>> Begin

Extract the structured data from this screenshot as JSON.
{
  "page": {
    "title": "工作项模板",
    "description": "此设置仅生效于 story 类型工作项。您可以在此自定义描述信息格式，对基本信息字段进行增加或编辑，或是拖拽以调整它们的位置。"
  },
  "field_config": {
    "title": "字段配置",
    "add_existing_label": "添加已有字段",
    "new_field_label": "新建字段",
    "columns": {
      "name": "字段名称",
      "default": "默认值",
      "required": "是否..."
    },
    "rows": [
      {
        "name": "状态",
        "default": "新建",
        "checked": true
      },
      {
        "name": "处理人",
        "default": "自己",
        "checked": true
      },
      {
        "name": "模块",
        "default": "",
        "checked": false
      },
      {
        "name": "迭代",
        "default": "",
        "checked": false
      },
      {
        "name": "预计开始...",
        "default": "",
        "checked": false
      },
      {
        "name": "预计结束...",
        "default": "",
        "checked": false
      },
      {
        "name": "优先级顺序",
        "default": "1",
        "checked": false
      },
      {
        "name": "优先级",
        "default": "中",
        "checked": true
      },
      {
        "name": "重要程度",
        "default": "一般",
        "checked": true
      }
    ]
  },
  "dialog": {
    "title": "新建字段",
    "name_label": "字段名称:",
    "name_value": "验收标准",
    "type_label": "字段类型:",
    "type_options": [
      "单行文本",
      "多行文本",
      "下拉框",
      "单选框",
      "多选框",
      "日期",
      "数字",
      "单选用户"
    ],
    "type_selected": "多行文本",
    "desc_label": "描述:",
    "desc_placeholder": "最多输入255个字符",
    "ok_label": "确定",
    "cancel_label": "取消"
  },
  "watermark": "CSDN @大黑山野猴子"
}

>> End

**What the task asks:** Quote the data above in full, changing nothing.

**Written reply:**
Extract the structured data from this screenshot as JSON.
{
  "page": {
    "title": "工作项模板",
    "description": "此设置仅生效于 story 类型工作项。您可以在此自定义描述信息格式，对基本信息字段进行增加或编辑，或是拖拽以调整它们的位置。"
  },
  "field_config": {
    "title": "字段配置",
    "add_existing_label": "添加已有字段",
    "new_field_label": "新建字段",
    "columns": {
      "name": "字段名称",
      "default": "默认值",
      "required": "是否..."
    },
    "rows": [
      {
        "name": "状态",
        "default": "新建",
        "checked": true
      },
      {
        "name": "处理人",
        "default": "自己",
        "checked": true
      },
      {
        "name": "模块",
        "default": "",
        "checked": false
      },
      {
        "name": "迭代",
        "default": "",
        "checked": false
      },
      {
        "name": "预计开始...",
        "default": "",
        "checked": false
      },
      {
        "name": "预计结束...",
        "default": "",
        "checked": false
      },
      {
        "name": "优先级顺序",
        "default": "1",
        "checked": false
      },
      {
        "name": "优先级",
        "default": "中",
        "checked": true
      },
      {
        "name": "重要程度",
        "default": "一般",
        "checked": true
      }
    ]
  },
  "dialog": {
    "title": "新建字段",
    "name_label": "字段名称:",
    "name_value": "验收标准",
    "type_label": "字段类型:",
    "type_options": [
      "单行文本",
      "多行文本",
      "下拉框",
      "单选框",
      "多选框",
      "日期",
      "数字",
      "单选用户"
    ],
    "type_selected": "多行文本",
    "desc_label": "描述:",
    "desc_placeholder": "最多输入255个字符",
    "ok_label": "确定",
    "cancel_label": "取消"
  },
  "watermark": "CSDN @大黑山野猴子"
}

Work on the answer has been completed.